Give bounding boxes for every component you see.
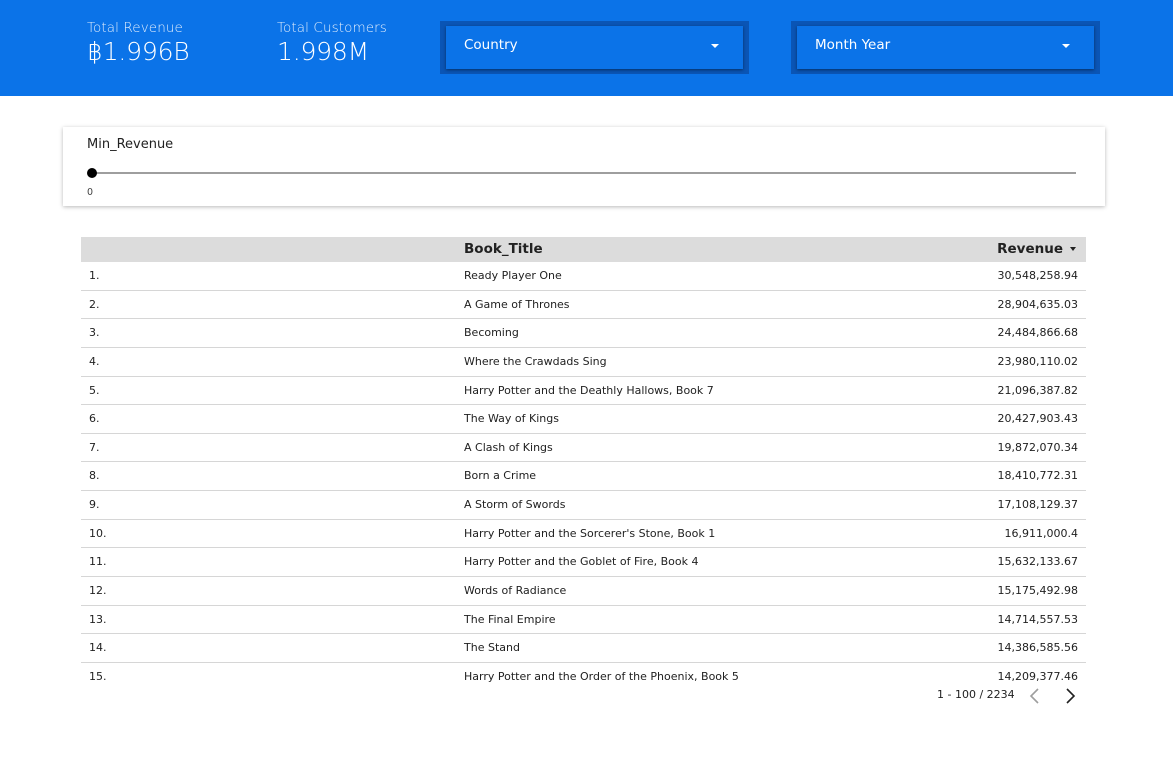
row-index: 1.	[89, 269, 100, 282]
book-title-cell: Born a Crime	[464, 469, 537, 483]
pagination-range: 1 - 100 / 2234	[937, 688, 1015, 701]
table-row[interactable]: 6. The Way of Kings 20,427,903.43	[81, 405, 1086, 434]
book-title-cell: Harry Potter and the Goblet of Fire, Boo…	[464, 555, 699, 569]
revenue-cell: 21,096,387.82	[997, 383, 1078, 397]
row-index: 12.	[89, 584, 107, 598]
slider-value: 0	[87, 187, 94, 198]
book-title-cell: Harry Potter and the Order of the Phoeni…	[464, 669, 739, 683]
row-index: 2.	[89, 297, 100, 311]
previous-page-button[interactable]	[1026, 686, 1044, 706]
row-index: 10.	[89, 526, 107, 540]
table-row[interactable]: 3. Becoming 24,484,866.68	[81, 319, 1086, 348]
revenue-cell: 19,872,070.34	[997, 440, 1078, 454]
table-row[interactable]: 14. The Stand 14,386,585.56	[81, 634, 1086, 663]
min-revenue-slider-card: Min_Revenue 0	[63, 127, 1105, 206]
row-index: 3.	[89, 326, 100, 340]
revenue-cell: 15,175,492.98	[997, 584, 1078, 598]
revenue-cell: 15,632,133.67	[997, 555, 1078, 569]
book-title-cell: The Final Empire	[464, 612, 556, 626]
next-page-button[interactable]	[1062, 686, 1080, 706]
revenue-cell: 16,911,000.4	[1004, 526, 1078, 540]
column-header-label: Revenue	[997, 241, 1063, 257]
country-dropdown[interactable]: Country	[446, 26, 743, 69]
book-title-cell: The Stand	[464, 641, 520, 655]
table-row[interactable]: 1. Ready Player One 30,548,258.94	[81, 262, 1086, 291]
book-title-cell: Ready Player One	[464, 269, 562, 282]
table-row[interactable]: 11. Harry Potter and the Goblet of Fire, …	[81, 548, 1086, 578]
table-row[interactable]: 9. A Storm of Swords 17,108,129.37	[81, 491, 1086, 520]
book-title-cell: The Way of Kings	[464, 412, 559, 426]
table-body: 1. Ready Player One 30,548,258.94 2. A Game …	[81, 262, 1086, 692]
revenue-cell: 23,980,110.02	[997, 354, 1078, 368]
book-title-cell: Where the Crawdads Sing	[464, 354, 607, 368]
revenue-cell: 30,548,258.94	[997, 269, 1078, 282]
kpi-label: Total Customers	[277, 20, 387, 36]
book-revenue-table: Book_Title Revenue 1. Ready Player One 30,…	[81, 237, 1086, 692]
chevron-right-icon	[1066, 688, 1076, 704]
row-index: 14.	[89, 641, 107, 655]
kpi-total-customers: Total Customers 1.998M	[277, 20, 387, 66]
revenue-cell: 14,386,585.56	[997, 641, 1078, 655]
table-row[interactable]: 12. Words of Radiance 15,175,492.98	[81, 577, 1086, 606]
caret-down-icon	[711, 44, 719, 48]
revenue-cell: 17,108,129.37	[997, 498, 1078, 512]
revenue-cell: 24,484,866.68	[997, 326, 1078, 340]
month-year-filter-frame: Month Year	[791, 21, 1100, 74]
book-title-cell: Harry Potter and the Sorcerer's Stone, B…	[464, 526, 716, 540]
revenue-cell: 28,904,635.03	[997, 297, 1078, 311]
table-row[interactable]: 10. Harry Potter and the Sorcerer's Stone…	[81, 520, 1086, 549]
row-index: 7.	[89, 440, 100, 454]
book-title-cell: Harry Potter and the Deathly Hallows, Bo…	[464, 383, 714, 397]
column-header-label: Book_Title	[464, 241, 543, 257]
slider-title: Min_Revenue	[87, 137, 174, 152]
column-header-revenue[interactable]: Revenue	[997, 241, 1076, 257]
dropdown-label: Country	[464, 37, 518, 53]
table-row[interactable]: 15. Harry Potter and the Order of the Pho…	[81, 663, 1086, 692]
kpi-total-revenue: Total Revenue ฿1.996B	[87, 20, 190, 66]
table-row[interactable]: 2. A Game of Thrones 28,904,635.03	[81, 291, 1086, 320]
row-index: 15.	[89, 669, 107, 683]
table-header: Book_Title Revenue	[81, 237, 1086, 262]
slider-track[interactable]	[92, 172, 1076, 174]
country-filter-frame: Country	[440, 21, 749, 74]
dashboard-header: Total Revenue ฿1.996B Total Customers 1.…	[0, 0, 1173, 96]
table-row[interactable]: 4. Where the Crawdads Sing 23,980,110.02	[81, 348, 1086, 377]
row-index: 11.	[89, 555, 107, 569]
kpi-value: ฿1.996B	[87, 37, 190, 66]
kpi-label: Total Revenue	[87, 20, 183, 36]
book-title-cell: A Clash of Kings	[464, 440, 553, 454]
row-index: 4.	[89, 354, 100, 368]
book-title-cell: A Storm of Swords	[464, 498, 566, 512]
sort-desc-icon	[1070, 247, 1076, 251]
kpi-value: 1.998M	[277, 37, 369, 66]
row-index: 6.	[89, 412, 100, 426]
revenue-cell: 14,714,557.53	[997, 612, 1078, 626]
table-row[interactable]: 8. Born a Crime 18,410,772.31	[81, 462, 1086, 492]
row-index: 13.	[89, 612, 107, 626]
caret-down-icon	[1062, 44, 1070, 48]
month-year-dropdown[interactable]: Month Year	[797, 26, 1094, 69]
dropdown-label: Month Year	[815, 37, 891, 53]
row-index: 8.	[89, 469, 100, 483]
revenue-cell: 20,427,903.43	[997, 412, 1078, 426]
revenue-cell: 14,209,377.46	[997, 669, 1078, 683]
revenue-cell: 18,410,772.31	[997, 469, 1078, 483]
table-row[interactable]: 7. A Clash of Kings 19,872,070.34	[81, 434, 1086, 463]
row-index: 9.	[89, 498, 100, 512]
slider-thumb[interactable]	[87, 168, 97, 178]
book-title-cell: A Game of Thrones	[464, 297, 570, 311]
column-header-book-title[interactable]: Book_Title	[464, 241, 543, 257]
book-title-cell: Words of Radiance	[464, 584, 567, 598]
row-index: 5.	[89, 383, 100, 397]
table-row[interactable]: 5. Harry Potter and the Deathly Hallows, …	[81, 377, 1086, 406]
table-row[interactable]: 13. The Final Empire 14,714,557.53	[81, 606, 1086, 635]
chevron-left-icon	[1029, 688, 1039, 704]
book-title-cell: Becoming	[464, 326, 519, 340]
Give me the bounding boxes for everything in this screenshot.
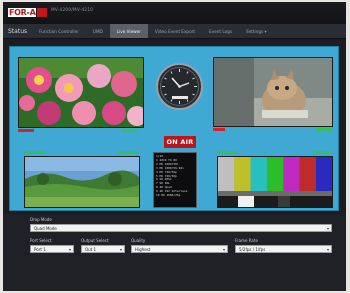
tab-status[interactable]: Status [3, 24, 32, 38]
port-select-label: Port Select [30, 238, 52, 243]
app-window: FOR-A MV-4200/MV-4210 Status Function Co… [3, 2, 346, 291]
cat-image [214, 58, 332, 126]
video-window-4[interactable] [217, 156, 333, 208]
drop-mode-label: Drop Mode [30, 217, 52, 222]
video-window-2[interactable] [213, 57, 333, 127]
tab-event-logs[interactable]: Event Logs [202, 24, 239, 38]
chevron-down-icon: ▾ [119, 247, 122, 252]
logo-wordmark: FOR-A [8, 8, 37, 17]
port-select[interactable]: Port 1 ▾ [30, 245, 74, 253]
clock-label-box [172, 96, 188, 99]
frame-rate-label: Frame Rate [235, 238, 258, 243]
channel-list-overlay: 1/10 1 2019 TS 80 2 HD 1080/50i 3 HD 1080/5… [153, 152, 197, 208]
output-select-value: Out 1 [85, 246, 97, 252]
chevron-down-icon: ▾ [326, 226, 329, 231]
video-window-1[interactable] [18, 57, 144, 128]
brand-logo: FOR-A [8, 7, 48, 18]
drop-mode-select[interactable]: Quad Mode ▾ [30, 224, 332, 232]
clock-face-icon [160, 67, 199, 106]
tally-bar-2a [213, 128, 225, 131]
tab-umd[interactable]: UMD [86, 24, 110, 38]
tally-bar-1b [122, 129, 138, 132]
channel-list-row: 10 HD 1080/25p [156, 194, 181, 198]
chevron-down-icon: ▾ [68, 247, 71, 252]
output-select-label: Output Select [81, 238, 109, 243]
quality-value: Highest [135, 246, 151, 252]
tally-bar-4a [218, 151, 238, 154]
logo-mark [37, 8, 48, 17]
quality-label: Quality [131, 238, 146, 243]
tally-bar-2b [315, 128, 331, 131]
tab-live-viewer[interactable]: Live Viewer [109, 24, 148, 38]
tab-video-event-export[interactable]: Video Event Export [148, 24, 202, 38]
tally-bar-3b [118, 151, 138, 154]
on-air-indicator: ON AIR [164, 136, 196, 148]
drop-mode-value: Quad Mode [34, 225, 57, 231]
analog-clock [156, 63, 203, 110]
tab-settings[interactable]: Settings ▾ [239, 24, 274, 38]
output-select[interactable]: Out 1 ▾ [81, 245, 125, 253]
tally-bar-1a [18, 129, 34, 132]
chevron-down-icon: ▾ [326, 247, 329, 252]
color-bars-image [218, 157, 332, 207]
model-name: MV-4200/MV-4210 [51, 8, 94, 13]
header-bar: FOR-A MV-4200/MV-4210 [3, 2, 346, 24]
video-window-3[interactable] [24, 156, 140, 208]
port-select-value: Port 1 [34, 246, 46, 252]
quality-select[interactable]: Highest ▾ [131, 245, 228, 253]
frame-rate-value: 5/2fps / 1/fps [239, 246, 266, 252]
control-panel: Drop Mode Quad Mode ▾ Port Select Port 1… [3, 214, 346, 291]
tally-bar-4b [313, 151, 331, 154]
tally-bar-3a [24, 151, 46, 154]
main-nav: Status Function Controller UMD Live View… [3, 24, 346, 39]
flowers-image [19, 58, 143, 127]
landscape-image [25, 157, 139, 207]
live-viewer-canvas[interactable]: ON AIR 1/10 1 2019 TS 80 2 HD 1080/50i 3 HD… [9, 46, 339, 211]
chevron-down-icon: ▾ [222, 247, 225, 252]
tab-function-controller[interactable]: Function Controller [32, 24, 86, 38]
frame-rate-select[interactable]: 5/2fps / 1/fps ▾ [235, 245, 332, 253]
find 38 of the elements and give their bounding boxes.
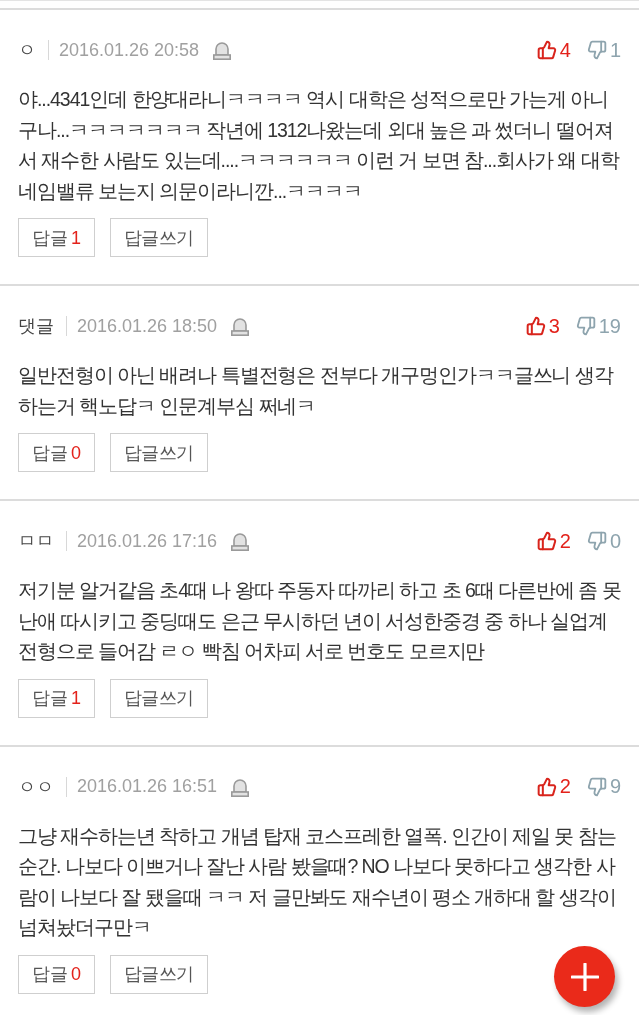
comment-date: 2016.01.26 16:51 [77,776,218,797]
comment-date: 2016.01.26 20:58 [59,39,200,61]
comment-text: 저기분 알거같음 초4때 나 왕따 주동자 따까리 하고 초 6때 다른반에 좀 못난애 따시키고 중딩때도 은근 무시하던 년이 서성한중경 중 하나 실업계 전형으로 들어감 ㄹㅇ 빡침 어차피 서로 번호도 모르지만 [18,578,621,664]
like-button[interactable]: 2 [536,529,571,553]
thumbs-up-icon [536,531,557,551]
thumbs-down-icon [586,531,607,551]
plus-icon [570,962,599,991]
comment-date: 2016.01.26 18:50 [77,315,218,337]
author-name: ㅁㅁ [18,530,54,553]
bell-icon [231,316,250,336]
bell-icon [213,40,232,60]
like-button[interactable]: 2 [536,775,571,798]
thumbs-up-icon [536,776,557,797]
write-reply-button[interactable]: 답글쓰기 [109,218,208,257]
thumbs-down-icon [586,776,607,797]
add-button[interactable] [554,946,615,1007]
write-reply-button[interactable]: 답글쓰기 [109,433,208,472]
replies-button[interactable]: 답글 1 [18,678,95,718]
comment-text: 그냥 재수하는년 착하고 개념 탑재 코스프레한 열폭. 인간이 제일 못 참는 순간. 나보다 이쁘거나 잘난 사람 봤을때? NO 나보다 못하다고 생각한 사람이 나보다 잘 됐을때 ㅋㅋ 저 글만봐도 재수년이 평소 개하대 할 생각이 넘쳐놨더구만ㅋ [18,823,617,940]
bell-icon [231,776,250,797]
like-button[interactable]: 3 [525,314,560,338]
replies-button[interactable]: 답글 0 [18,433,95,472]
like-button[interactable]: 4 [536,38,571,62]
comment-date: 2016.01.26 17:16 [77,530,218,552]
thumbs-down-icon [586,40,607,60]
write-reply-button[interactable]: 답글쓰기 [109,954,208,994]
replies-button[interactable]: 답글 0 [18,954,95,994]
thumbs-up-icon [536,40,557,60]
write-reply-button[interactable]: 답글쓰기 [109,678,208,718]
replies-button[interactable]: 답글 1 [18,218,95,257]
comment-text: 일반전형이 아닌 배려나 특별전형은 전부다 개구멍인가ㅋㅋ글쓰니 생각하는거 핵노답ㅋ 인문계부심 쩌네ㅋ [18,363,615,419]
thumbs-down-icon [575,316,596,336]
author-name: 댓글 [18,315,54,338]
thumbs-up-icon [525,316,546,336]
bell-icon [231,531,250,551]
author-name: ㅇㅇ [18,775,54,799]
author-name: ㅇ [18,39,36,62]
comment-text: 야...4341인데 한양대라니ㅋㅋㅋㅋ 역시 대학은 성적으로만 가는게 아니구나...ㅋㅋㅋㅋㅋㅋㅋ 작년에 1312나왔는데 외대 높은 과 썼더니 떨어져서 재수한 사람도 있는데....ㅋㅋㅋㅋㅋㅋ 이런 거 보면 참...회사가 왜 대학 네임밸류 보는지 의문이라니깐...ㅋㅋㅋㅋ [18,87,620,204]
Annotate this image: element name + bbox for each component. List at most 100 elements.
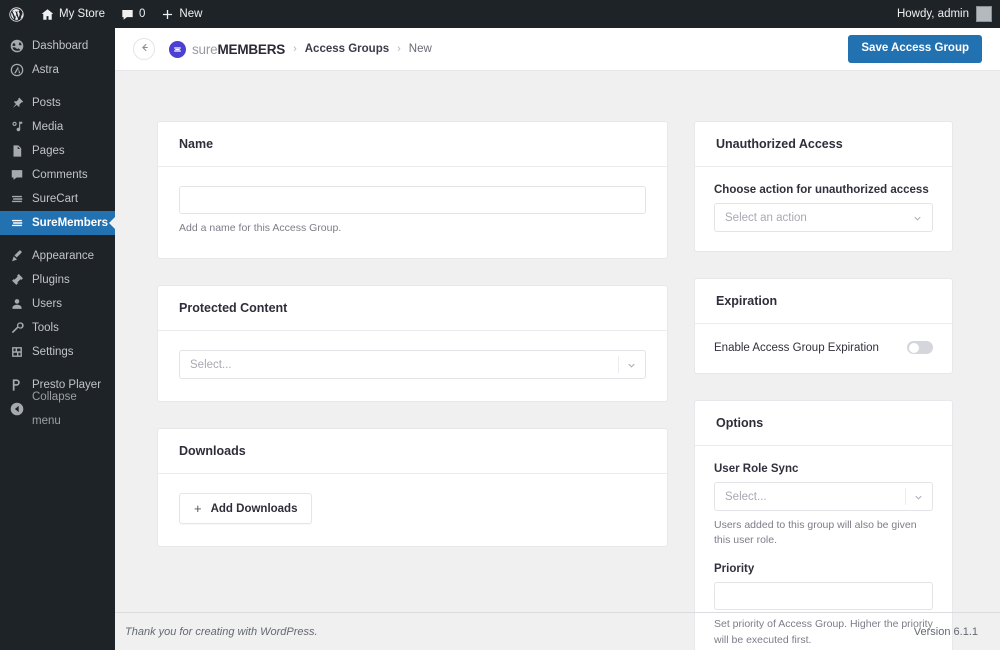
sidebar-item-dashboard[interactable]: Dashboard — [0, 34, 115, 58]
access-group-name-input[interactable] — [179, 186, 646, 214]
admin-sidebar: Dashboard Astra Posts Media Pages Commen… — [0, 28, 116, 650]
sidebar-item-astra[interactable]: Astra — [0, 58, 115, 82]
plugin-icon — [9, 273, 24, 288]
sidebar-item-surecart[interactable]: SureCart — [0, 187, 115, 211]
sidebar-item-collapse-menu[interactable]: Collapse menu — [0, 391, 115, 427]
pin-icon — [9, 96, 24, 111]
downloads-card-body: + Add Downloads — [158, 474, 667, 546]
footer-credit: Thank you for creating with WordPress. — [125, 625, 318, 638]
sidebar-item-label: Astra — [32, 64, 59, 76]
breadcrumb-separator: › — [293, 43, 297, 55]
unauthorized-action-select-value: Select an action — [725, 211, 807, 224]
protected-content-card-title: Protected Content — [158, 286, 667, 332]
admin-screen: My Store 0 New Howdy, admin Dashboard As… — [0, 0, 1000, 650]
new-content-menu[interactable]: New — [153, 0, 210, 28]
brand-wordmark: sureMEMBERS — [192, 42, 285, 57]
breadcrumb-access-groups[interactable]: Access Groups — [305, 43, 389, 55]
sidebar-item-label: Posts — [32, 97, 61, 109]
sidebar-item-label: Media — [32, 121, 64, 133]
options-card-title: Options — [695, 401, 952, 446]
protected-content-card-body: Select... — [158, 331, 667, 401]
downloads-card-title: Downloads — [158, 429, 667, 475]
sidebar-item-settings[interactable]: Settings — [0, 340, 115, 364]
plus-icon — [161, 8, 174, 21]
sidebar-item-label: Comments — [32, 169, 88, 181]
app-header: sureMEMBERS › Access Groups › New Save A… — [115, 28, 1000, 71]
sidebar-item-label: Users — [32, 298, 63, 310]
howdy-label: Howdy, admin — [896, 8, 969, 20]
name-card-title: Name — [158, 122, 667, 167]
surecart-icon — [9, 192, 24, 207]
sidebar-item-posts[interactable]: Posts — [0, 91, 115, 115]
new-content-label: New — [179, 8, 203, 20]
home-icon — [41, 8, 54, 21]
sidebar-item-tools[interactable]: Tools — [0, 316, 115, 340]
sidebar-item-suremembers[interactable]: SureMembers — [0, 211, 116, 235]
site-name-menu[interactable]: My Store — [33, 0, 113, 28]
users-icon — [9, 297, 24, 312]
priority-label: Priority — [714, 563, 755, 576]
sidebar-item-media[interactable]: Media — [0, 115, 115, 139]
sidebar-item-appearance[interactable]: Appearance — [0, 244, 115, 268]
collapse-icon — [9, 402, 24, 417]
sidebar-item-label: Tools — [32, 322, 59, 334]
sidebar-item-pages[interactable]: Pages — [0, 139, 115, 163]
sidebar-item-users[interactable]: Users — [0, 292, 115, 316]
unauthorized-action-label: Choose action for unauthorized access — [714, 184, 929, 196]
expiration-toggle-label: Enable Access Group Expiration — [714, 341, 879, 354]
expiration-card-title: Expiration — [695, 279, 952, 324]
unauthorized-access-card-title: Unauthorized Access — [695, 122, 952, 167]
name-card-body: Add a name for this Access Group. — [158, 167, 667, 258]
select-divider — [905, 488, 906, 505]
user-role-sync-label: User Role Sync — [714, 463, 799, 475]
suremembers-brand[interactable]: sureMEMBERS — [169, 40, 285, 58]
presto-player-icon — [9, 378, 24, 393]
media-icon — [9, 120, 24, 135]
brand-prefix: sure — [192, 41, 218, 57]
primary-column: Name Add a name for this Access Group. P… — [157, 121, 668, 650]
sidebar-item-label: Appearance — [32, 250, 95, 262]
sidebar-item-plugins[interactable]: Plugins — [0, 268, 115, 292]
sidebar-divider — [0, 364, 115, 373]
back-button[interactable] — [133, 38, 155, 60]
user-role-sync-helper-text: Users added to this group will also be g… — [714, 519, 917, 547]
expiration-toggle-row: Enable Access Group Expiration — [714, 341, 933, 354]
add-downloads-label: Add Downloads — [210, 502, 298, 515]
comment-count: 0 — [139, 8, 146, 20]
account-menu[interactable]: Howdy, admin — [897, 6, 1000, 22]
sidebar-item-label: Settings — [32, 346, 74, 358]
wordpress-logo-menu[interactable] — [0, 0, 33, 28]
sidebar-item-label: SureCart — [32, 193, 79, 205]
arrow-left-icon — [139, 40, 150, 58]
comment-icon — [9, 168, 24, 183]
user-role-sync-select[interactable]: Select... — [714, 482, 933, 511]
expiration-card: Expiration Enable Access Group Expiratio… — [694, 278, 953, 374]
enable-expiration-toggle[interactable] — [907, 341, 933, 354]
downloads-card: Downloads + Add Downloads — [157, 428, 668, 548]
comments-menu[interactable]: 0 — [113, 0, 153, 28]
select-divider — [618, 356, 619, 374]
unauthorized-action-select[interactable]: Select an action — [714, 203, 933, 232]
settings-icon — [9, 345, 24, 360]
sidebar-item-label: Collapse menu — [32, 391, 77, 427]
site-name-label: My Store — [59, 8, 106, 20]
unauthorized-access-card-body: Choose action for unauthorized access Se… — [695, 167, 952, 251]
suremembers-logo-icon — [169, 40, 186, 58]
priority-input[interactable] — [714, 582, 933, 611]
sidebar-divider — [0, 235, 115, 244]
breadcrumb-new: New — [408, 43, 432, 55]
user-role-sync-select-value: Select... — [725, 490, 767, 503]
protected-content-card: Protected Content Select... — [157, 285, 668, 403]
protected-content-select[interactable]: Select... — [179, 350, 646, 380]
admin-footer: Thank you for creating with WordPress. V… — [115, 612, 1000, 650]
save-access-group-button[interactable]: Save Access Group — [848, 35, 982, 63]
chevron-down-icon — [626, 360, 637, 371]
wp-admin-bar: My Store 0 New Howdy, admin — [0, 0, 1000, 28]
add-downloads-button[interactable]: + Add Downloads — [179, 493, 313, 525]
comment-bubble-icon — [121, 8, 134, 21]
chevron-down-icon — [913, 492, 924, 503]
suremembers-icon — [9, 216, 24, 231]
sidebar-item-comments[interactable]: Comments — [0, 163, 115, 187]
sidebar-item-label: Dashboard — [32, 40, 89, 52]
toggle-knob — [908, 342, 919, 353]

++++

Exercise goal —
Copy out the lines of the records, starting at the line that has "sidebar-item-dashboard[interactable]: Dashboard —" and stopping after the line that has "unauthorized-action-select-value: Select an".

Final answer —
sidebar-item-dashboard[interactable]: Dashboard — [0, 34, 115, 58]
access-group-name-input[interactable] — [179, 186, 646, 214]
admin-sidebar: Dashboard Astra Posts Media Pages Commen… — [0, 28, 116, 650]
sidebar-item-astra[interactable]: Astra — [0, 58, 115, 82]
plugin-icon — [9, 273, 24, 288]
sidebar-item-surecart[interactable]: SureCart — [0, 187, 115, 211]
sidebar-item-collapse-menu[interactable]: Collapse menu — [0, 391, 115, 427]
pin-icon — [9, 96, 24, 111]
downloads-card-body: + Add Downloads — [158, 474, 667, 546]
footer-credit: Thank you for creating with WordPress. — [125, 625, 318, 638]
sidebar-item-label: Astra — [32, 64, 59, 76]
breadcrumb-separator: › — [293, 43, 297, 55]
unauthorized-action-select-value: Select an action — [725, 211, 807, 224]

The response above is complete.